• [BRIEF A] In the conflict text, who is quoted as saying that conflict is the price you pay for a deeper level of intimacy?

Navigating conflicts from the offender perspective

  1. Mind your body language: Listen your body language will give you away ev ve ree time. Turn off the television. Shut down the laptop. Put the phone down. No scrolling on the ‘gram or the web. Give eye contact. No crossed arms. It’s not about your wounded spouse trying to control you. It’s about understanding what your disengaged body language communicates to your spouse. It communicates, whether you intended, that your spouse’s frustration or anger is not important. It communicates, this matter is not worth keeping your attention. Give your spouse the respect of an open body language that signals you are present and want to reconcile the conflict.

  2. Active listening: Show up for your spouse when they confront you of the pain or frustration you have caused by actively listening. You are given your undivided attention, out of respect, but more importantly, it allows you to fully grasp what your spouse is saying. Active listening allows you to paraphrase so that you can ensure you truly understand how your spouse feels. You can use phrases like “correct me if I’m wrong.” Or “if I’m hearing you correctly”. You’re basically repeating what you heard so that you have the clarity you need to repair your wounded spouse.

  3. Validate their pain: Validating your spouse’s pain comes as a direct result of active listening and your developed empathy, if it is not a natural emotional intelligence skill. “I understand that my behavior made you feel BLANK and I am sorry” or “You don’t deserve to feel BLANK as a result of my words. I am sorry”. If empathy does not naturally occur for you, the good news is that you can ask God to help you.

  4. The solution: It is important to apologize, take ownership and help rebuild the trust that may have been broken as a result of your words or actions. This is where you come together and create a “how can we move forward” process. This is a collaborative effort, where you communicate with your spouse to uncover what would help restore what was damaged. Your job is to be willing to change and verbalize your action plan that will help reassure your commitment to unintentionally upsetting them again, in that area, to the best of your human ability. I love how Dr. Gary Chapman puts it: “trust is rebuilt when when a person consistently changes their behavior and ceases to violate another’s trust…Others trusting you will follow in time”.

News flash: conflicts will occur in your life and especially in your marriage. You will disappoint your spouse and you will also be on the receiving end of pain. What matters most, is how we move forward after a breach of trust occurs. What do we do once we have been angered. How do we move forward once we are disrespected. It’s not about walking on egg shells and avoiding fights and challenges. It’s about allowing God to work in us maturity, peacemaking, unconditional love, mercy. It’s about giving our spouse the opportunity to right what was wrong. Les Parrot says “in marriage, conflict is the price you pay for a deeper level of intimacy”. Conflicts and how we move forward are a constant reminder of how much sanctification work we have to do, RIGHT?! Thankfully, in Christian marriages, we are apart of a covenant WITH God. Through the power of prayer, and The Holy Spirit ,we have all we need to be peacemakers and givers of peace within our marriage. Lord help us to be agents of mercy and grace just as your lavishly shower us!

How do you reconcile conflicts in your marriage? What ways have not worked so much?

• [BRIEF B] Swap "bullet-icon" for "dot-icon" in the records from the first line through the line with "list-item: řez podélně s vlákny ≤", and leave everything else unchanged.

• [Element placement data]
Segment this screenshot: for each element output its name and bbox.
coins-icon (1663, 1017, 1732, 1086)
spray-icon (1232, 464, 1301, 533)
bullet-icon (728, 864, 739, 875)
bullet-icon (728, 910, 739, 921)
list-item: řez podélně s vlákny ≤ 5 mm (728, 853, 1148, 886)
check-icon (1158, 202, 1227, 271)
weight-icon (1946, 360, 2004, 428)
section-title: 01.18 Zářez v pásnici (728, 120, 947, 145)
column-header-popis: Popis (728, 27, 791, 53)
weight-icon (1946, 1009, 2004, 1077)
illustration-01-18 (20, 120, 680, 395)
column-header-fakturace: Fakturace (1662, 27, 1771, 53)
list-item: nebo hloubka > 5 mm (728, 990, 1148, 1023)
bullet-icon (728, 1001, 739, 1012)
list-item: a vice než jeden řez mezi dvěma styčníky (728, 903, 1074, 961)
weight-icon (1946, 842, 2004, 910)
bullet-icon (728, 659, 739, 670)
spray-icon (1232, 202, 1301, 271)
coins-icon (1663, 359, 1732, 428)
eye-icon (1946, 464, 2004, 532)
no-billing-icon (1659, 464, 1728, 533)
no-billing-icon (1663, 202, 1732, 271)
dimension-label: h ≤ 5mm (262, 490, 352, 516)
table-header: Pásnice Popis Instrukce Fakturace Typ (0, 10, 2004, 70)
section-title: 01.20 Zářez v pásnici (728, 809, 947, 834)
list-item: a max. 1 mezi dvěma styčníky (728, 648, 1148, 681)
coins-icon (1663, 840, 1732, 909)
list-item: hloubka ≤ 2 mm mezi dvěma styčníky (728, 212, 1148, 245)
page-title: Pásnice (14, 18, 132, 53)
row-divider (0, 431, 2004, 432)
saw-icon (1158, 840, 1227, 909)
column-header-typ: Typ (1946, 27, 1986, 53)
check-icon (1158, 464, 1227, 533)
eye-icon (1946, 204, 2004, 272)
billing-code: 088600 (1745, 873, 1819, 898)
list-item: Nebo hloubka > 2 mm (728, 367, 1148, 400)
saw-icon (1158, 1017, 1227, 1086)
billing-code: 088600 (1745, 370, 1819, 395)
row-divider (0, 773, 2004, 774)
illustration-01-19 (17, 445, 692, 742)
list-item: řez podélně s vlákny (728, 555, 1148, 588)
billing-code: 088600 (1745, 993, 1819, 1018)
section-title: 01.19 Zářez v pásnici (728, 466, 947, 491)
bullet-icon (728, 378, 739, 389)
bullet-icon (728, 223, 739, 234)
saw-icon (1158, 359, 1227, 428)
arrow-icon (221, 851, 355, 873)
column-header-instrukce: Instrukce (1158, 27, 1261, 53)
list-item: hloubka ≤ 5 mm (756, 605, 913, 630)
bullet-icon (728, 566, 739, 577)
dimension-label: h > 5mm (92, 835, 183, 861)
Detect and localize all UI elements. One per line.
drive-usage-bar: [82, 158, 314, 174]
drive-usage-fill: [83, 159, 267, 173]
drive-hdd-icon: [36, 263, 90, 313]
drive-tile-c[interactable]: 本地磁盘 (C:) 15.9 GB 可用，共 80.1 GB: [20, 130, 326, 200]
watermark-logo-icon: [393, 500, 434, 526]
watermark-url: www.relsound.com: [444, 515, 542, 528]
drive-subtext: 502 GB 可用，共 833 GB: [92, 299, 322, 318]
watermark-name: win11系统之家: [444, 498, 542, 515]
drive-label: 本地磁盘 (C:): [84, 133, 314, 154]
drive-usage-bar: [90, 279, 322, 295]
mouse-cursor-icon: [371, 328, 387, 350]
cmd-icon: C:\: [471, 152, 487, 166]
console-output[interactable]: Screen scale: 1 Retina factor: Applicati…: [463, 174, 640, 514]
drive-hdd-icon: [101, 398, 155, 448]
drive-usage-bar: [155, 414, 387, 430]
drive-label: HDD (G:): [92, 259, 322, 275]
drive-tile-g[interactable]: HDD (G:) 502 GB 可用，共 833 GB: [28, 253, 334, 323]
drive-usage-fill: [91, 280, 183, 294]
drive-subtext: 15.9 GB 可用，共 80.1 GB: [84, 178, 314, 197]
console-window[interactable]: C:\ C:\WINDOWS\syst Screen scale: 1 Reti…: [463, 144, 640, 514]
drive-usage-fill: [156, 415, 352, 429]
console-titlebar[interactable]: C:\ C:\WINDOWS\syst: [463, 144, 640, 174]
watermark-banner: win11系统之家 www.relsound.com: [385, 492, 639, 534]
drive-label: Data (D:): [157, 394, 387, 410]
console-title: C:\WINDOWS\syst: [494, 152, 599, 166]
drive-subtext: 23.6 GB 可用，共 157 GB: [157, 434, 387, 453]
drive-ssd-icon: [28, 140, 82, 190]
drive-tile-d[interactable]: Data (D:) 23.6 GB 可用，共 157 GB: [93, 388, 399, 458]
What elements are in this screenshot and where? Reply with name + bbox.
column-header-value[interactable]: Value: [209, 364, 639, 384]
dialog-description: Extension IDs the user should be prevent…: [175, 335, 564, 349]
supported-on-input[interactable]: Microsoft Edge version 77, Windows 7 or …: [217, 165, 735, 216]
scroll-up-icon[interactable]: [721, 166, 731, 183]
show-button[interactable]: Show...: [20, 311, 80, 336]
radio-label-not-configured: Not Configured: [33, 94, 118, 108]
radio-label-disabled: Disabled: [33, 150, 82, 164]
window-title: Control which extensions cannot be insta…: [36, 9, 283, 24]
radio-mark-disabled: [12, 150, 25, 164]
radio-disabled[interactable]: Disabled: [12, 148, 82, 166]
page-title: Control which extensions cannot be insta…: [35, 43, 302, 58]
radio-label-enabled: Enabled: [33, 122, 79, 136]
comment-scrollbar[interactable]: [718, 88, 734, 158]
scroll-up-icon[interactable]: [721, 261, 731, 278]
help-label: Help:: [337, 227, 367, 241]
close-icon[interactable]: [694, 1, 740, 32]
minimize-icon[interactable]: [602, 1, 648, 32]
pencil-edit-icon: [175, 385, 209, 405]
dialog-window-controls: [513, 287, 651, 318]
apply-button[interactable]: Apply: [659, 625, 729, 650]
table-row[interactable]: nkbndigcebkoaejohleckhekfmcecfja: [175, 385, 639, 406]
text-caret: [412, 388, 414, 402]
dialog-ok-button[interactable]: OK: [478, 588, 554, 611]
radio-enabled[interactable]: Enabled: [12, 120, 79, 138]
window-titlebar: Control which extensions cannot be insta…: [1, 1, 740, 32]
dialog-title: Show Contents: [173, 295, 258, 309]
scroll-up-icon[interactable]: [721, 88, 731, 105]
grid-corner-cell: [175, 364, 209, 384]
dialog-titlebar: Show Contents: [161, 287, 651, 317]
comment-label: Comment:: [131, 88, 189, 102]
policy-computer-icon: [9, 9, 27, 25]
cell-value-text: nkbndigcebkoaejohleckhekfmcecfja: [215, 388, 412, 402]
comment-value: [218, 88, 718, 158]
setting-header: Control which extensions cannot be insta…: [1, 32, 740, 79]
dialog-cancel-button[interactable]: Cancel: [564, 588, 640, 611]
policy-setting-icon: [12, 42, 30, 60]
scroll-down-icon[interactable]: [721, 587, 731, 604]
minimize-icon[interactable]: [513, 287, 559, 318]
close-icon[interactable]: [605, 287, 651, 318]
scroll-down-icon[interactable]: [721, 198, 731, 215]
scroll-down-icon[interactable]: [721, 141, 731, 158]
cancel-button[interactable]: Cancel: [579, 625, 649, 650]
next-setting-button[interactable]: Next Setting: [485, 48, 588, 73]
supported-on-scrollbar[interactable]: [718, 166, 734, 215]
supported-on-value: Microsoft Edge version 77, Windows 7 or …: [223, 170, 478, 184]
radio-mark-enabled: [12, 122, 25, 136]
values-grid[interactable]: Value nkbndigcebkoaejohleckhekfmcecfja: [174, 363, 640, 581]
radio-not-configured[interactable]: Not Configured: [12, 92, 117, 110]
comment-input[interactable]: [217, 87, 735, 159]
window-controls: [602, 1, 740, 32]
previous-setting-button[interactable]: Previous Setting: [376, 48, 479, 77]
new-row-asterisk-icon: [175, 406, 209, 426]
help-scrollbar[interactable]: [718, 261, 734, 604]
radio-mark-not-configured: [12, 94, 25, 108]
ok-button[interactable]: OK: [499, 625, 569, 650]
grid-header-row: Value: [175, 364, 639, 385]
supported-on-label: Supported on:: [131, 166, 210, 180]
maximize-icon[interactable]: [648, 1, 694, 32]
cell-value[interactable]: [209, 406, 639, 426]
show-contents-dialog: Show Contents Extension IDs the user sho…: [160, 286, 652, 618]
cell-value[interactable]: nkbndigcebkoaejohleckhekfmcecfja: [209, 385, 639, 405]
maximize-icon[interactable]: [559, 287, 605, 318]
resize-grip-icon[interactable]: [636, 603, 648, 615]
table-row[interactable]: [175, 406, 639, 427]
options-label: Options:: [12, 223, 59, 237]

• [FINAL ANSWER A] Les Parrot

• [FINAL ANSWER B]
Segment this screenshot: for each element output its name and bbox.
coins-icon (1663, 1017, 1732, 1086)
spray-icon (1232, 464, 1301, 533)
dot-icon (728, 864, 739, 875)
dot-icon (728, 910, 739, 921)
list-item: řez podélně s vlákny ≤ 5 mm (728, 853, 1148, 886)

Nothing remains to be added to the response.